# Exercise task
Retype the material in full, keeping every word the same.

# The input

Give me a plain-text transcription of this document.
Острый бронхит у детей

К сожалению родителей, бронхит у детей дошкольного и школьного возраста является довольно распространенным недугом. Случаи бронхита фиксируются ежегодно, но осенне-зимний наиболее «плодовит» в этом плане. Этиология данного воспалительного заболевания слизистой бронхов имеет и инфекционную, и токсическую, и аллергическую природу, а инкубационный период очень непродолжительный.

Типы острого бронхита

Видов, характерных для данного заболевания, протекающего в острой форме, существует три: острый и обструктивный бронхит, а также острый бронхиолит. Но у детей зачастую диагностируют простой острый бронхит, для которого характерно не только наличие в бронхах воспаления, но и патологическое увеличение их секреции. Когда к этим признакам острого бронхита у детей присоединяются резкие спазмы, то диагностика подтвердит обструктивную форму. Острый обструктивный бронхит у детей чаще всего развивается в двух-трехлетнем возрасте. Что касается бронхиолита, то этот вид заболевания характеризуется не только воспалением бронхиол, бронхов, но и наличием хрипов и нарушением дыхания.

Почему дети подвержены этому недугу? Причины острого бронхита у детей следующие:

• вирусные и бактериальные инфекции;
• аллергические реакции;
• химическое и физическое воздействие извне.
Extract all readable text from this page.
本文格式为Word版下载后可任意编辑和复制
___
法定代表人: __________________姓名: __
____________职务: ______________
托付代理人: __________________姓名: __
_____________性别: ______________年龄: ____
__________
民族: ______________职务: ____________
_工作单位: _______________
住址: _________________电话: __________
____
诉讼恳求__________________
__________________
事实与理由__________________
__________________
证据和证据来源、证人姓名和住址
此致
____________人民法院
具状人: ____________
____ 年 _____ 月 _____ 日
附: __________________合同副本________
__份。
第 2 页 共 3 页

# Answer to this exercise
Give me a plain-text transcription of this document.
Острый бронхит у детей

К сожалению родителей, бронхит у детей дошкольного и школьного возраста является довольно распространенным недугом. Случаи бронхита фиксируются ежегодно, но осенне-зимний наиболее «плодовит» в этом плане. Этиология данного воспалительного заболевания слизистой бронхов имеет и инфекционную, и токсическую, и аллергическую природу, а инкубационный период очень непродолжительный.

Типы острого бронхита

Видов, характерных для данного заболевания, протекающего в острой форме, существует три: острый и обструктивный бронхит, а также острый бронхиолит. Но у детей зачастую диагностируют простой острый бронхит, для которого характерно не только наличие в бронхах воспаления, но и патологическое увеличение их секреции. Когда к этим признакам острого бронхита у детей присоединяются резкие спазмы, то диагностика подтвердит обструктивную форму. Острый обструктивный бронхит у детей чаще всего развивается в двух-трехлетнем возрасте. Что касается бронхиолита, то этот вид заболевания характеризуется не только воспалением бронхиол, бронхов, но и наличием хрипов и нарушением дыхания.

Почему дети подвержены этому недугу? Причины острого бронхита у детей следующие:

• вирусные и бактериальные инфекции;
• аллергические реакции;
• химическое и физическое воздействие извне.
Extract all readable text from this page.
本文格式为Word版下载后可任意编辑和复制
___
法定代表人: __________________姓名: __
____________职务: ______________
托付代理人: __________________姓名: __
_____________性别: ______________年龄: ____
__________
民族: ______________职务: ____________
_工作单位: _______________
住址: _________________电话: __________
____
诉讼恳求__________________
__________________
事实与理由__________________
__________________
证据和证据来源、证人姓名和住址
此致
____________人民法院
具状人: ____________
____ 年 _____ 月 _____ 日
附: __________________合同副本________
__份。
第 2 页 共 3 页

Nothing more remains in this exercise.